(YOUR INSTRUCTIONS)
Print all of the lines exactly. Any picture among them stays out.

--- Start of RECORDS TO PROCESS ---

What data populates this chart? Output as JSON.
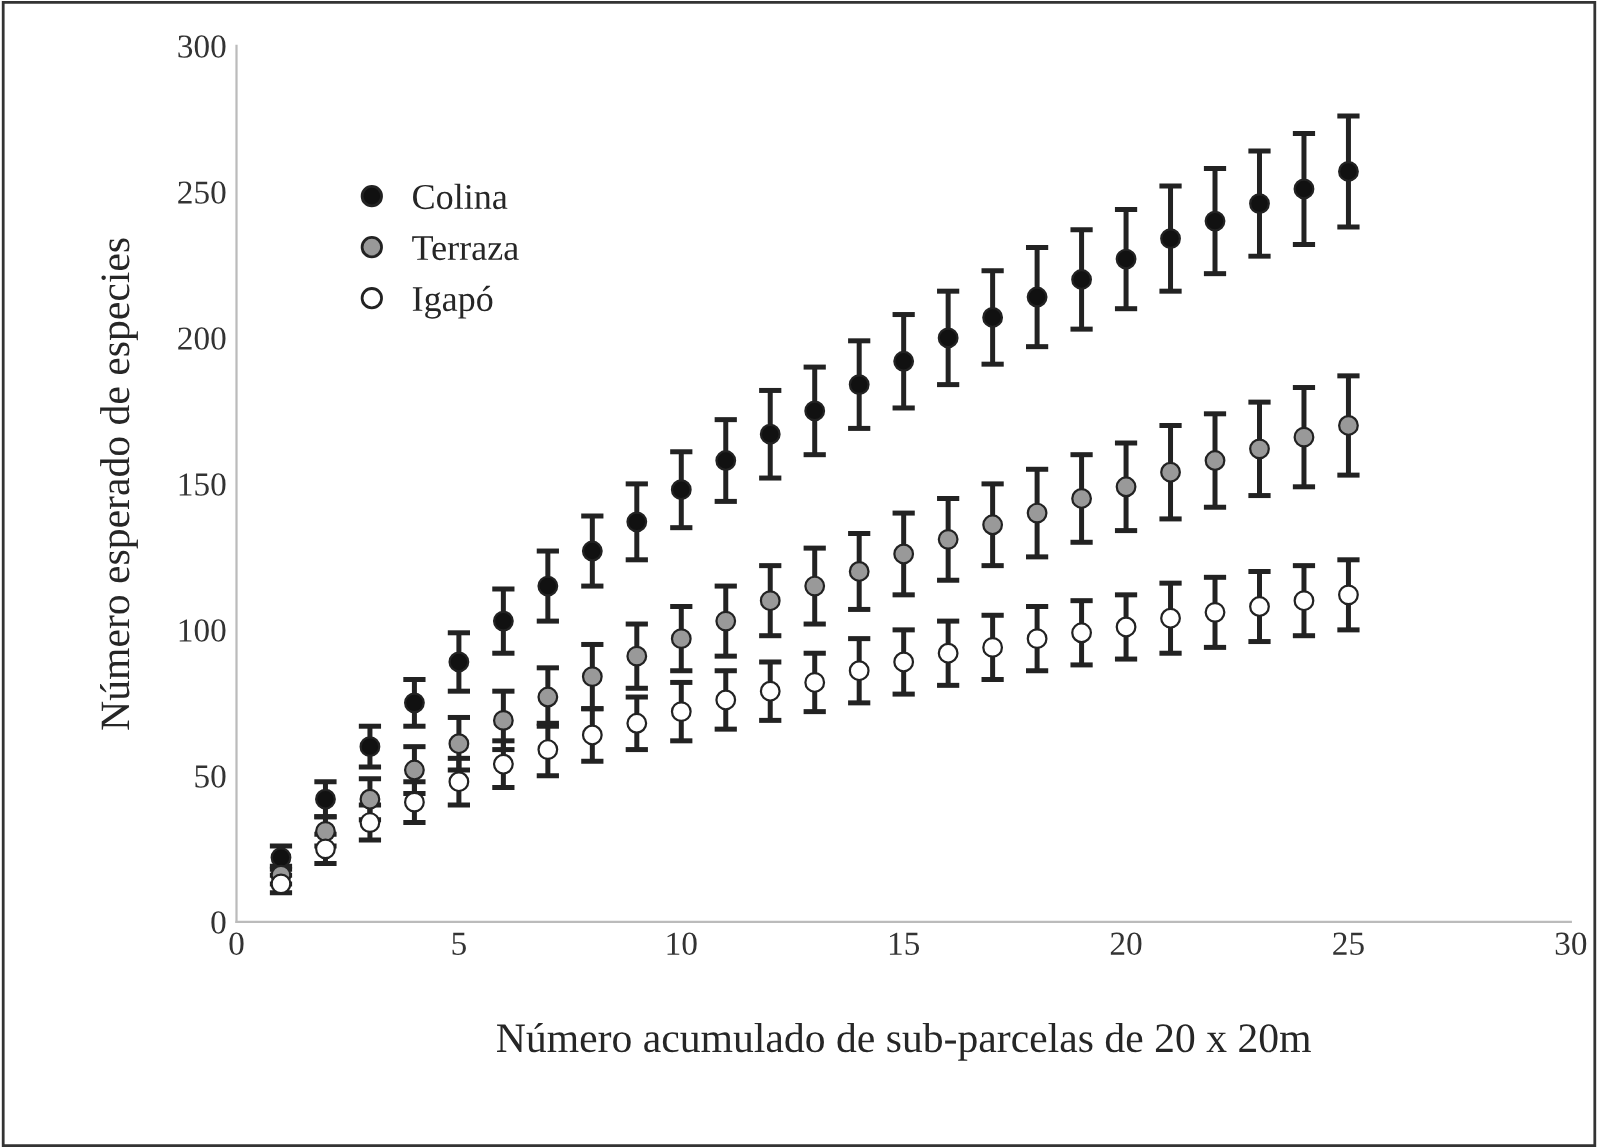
{
  "chart_data": {
    "type": "scatter",
    "xlabel": "Número acumulado de sub-parcelas de 20 x 20m",
    "ylabel": "Número esperado de especies",
    "x": [
      1,
      2,
      3,
      4,
      5,
      6,
      7,
      8,
      9,
      10,
      11,
      12,
      13,
      14,
      15,
      16,
      17,
      18,
      19,
      20,
      21,
      22,
      23,
      24,
      25
    ],
    "xlim": [
      0,
      30
    ],
    "xticks": [
      0,
      5,
      10,
      15,
      20,
      25,
      30
    ],
    "ylim": [
      0,
      300
    ],
    "yticks": [
      0,
      50,
      100,
      150,
      200,
      250,
      300
    ],
    "legend": "top left",
    "marker": "circle",
    "grid": false,
    "series": [
      {
        "name": "Colina",
        "color": "#111111",
        "values": [
          22,
          42,
          60,
          75,
          89,
          103,
          115,
          127,
          137,
          148,
          158,
          167,
          175,
          184,
          192,
          200,
          207,
          214,
          220,
          227,
          234,
          240,
          246,
          251,
          257
        ],
        "errors": [
          4,
          6,
          7,
          8,
          10,
          11,
          12,
          12,
          13,
          13,
          14,
          15,
          15,
          15,
          16,
          16,
          16,
          17,
          17,
          17,
          18,
          18,
          18,
          19,
          19
        ]
      },
      {
        "name": "Terraza",
        "color": "#999999",
        "values": [
          16,
          31,
          42,
          52,
          61,
          69,
          77,
          84,
          91,
          97,
          103,
          110,
          115,
          120,
          126,
          131,
          136,
          140,
          145,
          149,
          154,
          158,
          162,
          166,
          170
        ],
        "errors": [
          3,
          5,
          7,
          8,
          9,
          10,
          10,
          11,
          11,
          11,
          12,
          12,
          13,
          13,
          14,
          14,
          14,
          15,
          15,
          15,
          16,
          16,
          16,
          17,
          17
        ]
      },
      {
        "name": "Igapó",
        "color": "#ffffff",
        "values": [
          13,
          25,
          34,
          41,
          48,
          54,
          59,
          64,
          68,
          72,
          76,
          79,
          82,
          86,
          89,
          92,
          94,
          97,
          99,
          101,
          104,
          106,
          108,
          110,
          112
        ],
        "errors": [
          3,
          5,
          6,
          7,
          8,
          8,
          9,
          9,
          9,
          10,
          10,
          10,
          10,
          11,
          11,
          11,
          11,
          11,
          11,
          11,
          12,
          12,
          12,
          12,
          12
        ]
      }
    ]
  }
}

--- End of RECORDS TO PROCESS ---

(RESPONSE)
What data populates this chart? Output as JSON.
{
  "chart_data": {
    "type": "scatter",
    "xlabel": "Número acumulado de sub-parcelas de 20 x 20m",
    "ylabel": "Número esperado de especies",
    "x": [
      1,
      2,
      3,
      4,
      5,
      6,
      7,
      8,
      9,
      10,
      11,
      12,
      13,
      14,
      15,
      16,
      17,
      18,
      19,
      20,
      21,
      22,
      23,
      24,
      25
    ],
    "xlim": [
      0,
      30
    ],
    "xticks": [
      0,
      5,
      10,
      15,
      20,
      25,
      30
    ],
    "ylim": [
      0,
      300
    ],
    "yticks": [
      0,
      50,
      100,
      150,
      200,
      250,
      300
    ],
    "legend": "top left",
    "marker": "circle",
    "grid": false,
    "series": [
      {
        "name": "Colina",
        "color": "#111111",
        "values": [
          22,
          42,
          60,
          75,
          89,
          103,
          115,
          127,
          137,
          148,
          158,
          167,
          175,
          184,
          192,
          200,
          207,
          214,
          220,
          227,
          234,
          240,
          246,
          251,
          257
        ],
        "errors": [
          4,
          6,
          7,
          8,
          10,
          11,
          12,
          12,
          13,
          13,
          14,
          15,
          15,
          15,
          16,
          16,
          16,
          17,
          17,
          17,
          18,
          18,
          18,
          19,
          19
        ]
      },
      {
        "name": "Terraza",
        "color": "#999999",
        "values": [
          16,
          31,
          42,
          52,
          61,
          69,
          77,
          84,
          91,
          97,
          103,
          110,
          115,
          120,
          126,
          131,
          136,
          140,
          145,
          149,
          154,
          158,
          162,
          166,
          170
        ],
        "errors": [
          3,
          5,
          7,
          8,
          9,
          10,
          10,
          11,
          11,
          11,
          12,
          12,
          13,
          13,
          14,
          14,
          14,
          15,
          15,
          15,
          16,
          16,
          16,
          17,
          17
        ]
      },
      {
        "name": "Igapó",
        "color": "#ffffff",
        "values": [
          13,
          25,
          34,
          41,
          48,
          54,
          59,
          64,
          68,
          72,
          76,
          79,
          82,
          86,
          89,
          92,
          94,
          97,
          99,
          101,
          104,
          106,
          108,
          110,
          112
        ],
        "errors": [
          3,
          5,
          6,
          7,
          8,
          8,
          9,
          9,
          9,
          10,
          10,
          10,
          10,
          11,
          11,
          11,
          11,
          11,
          11,
          11,
          12,
          12,
          12,
          12,
          12
        ]
      }
    ]
  }
}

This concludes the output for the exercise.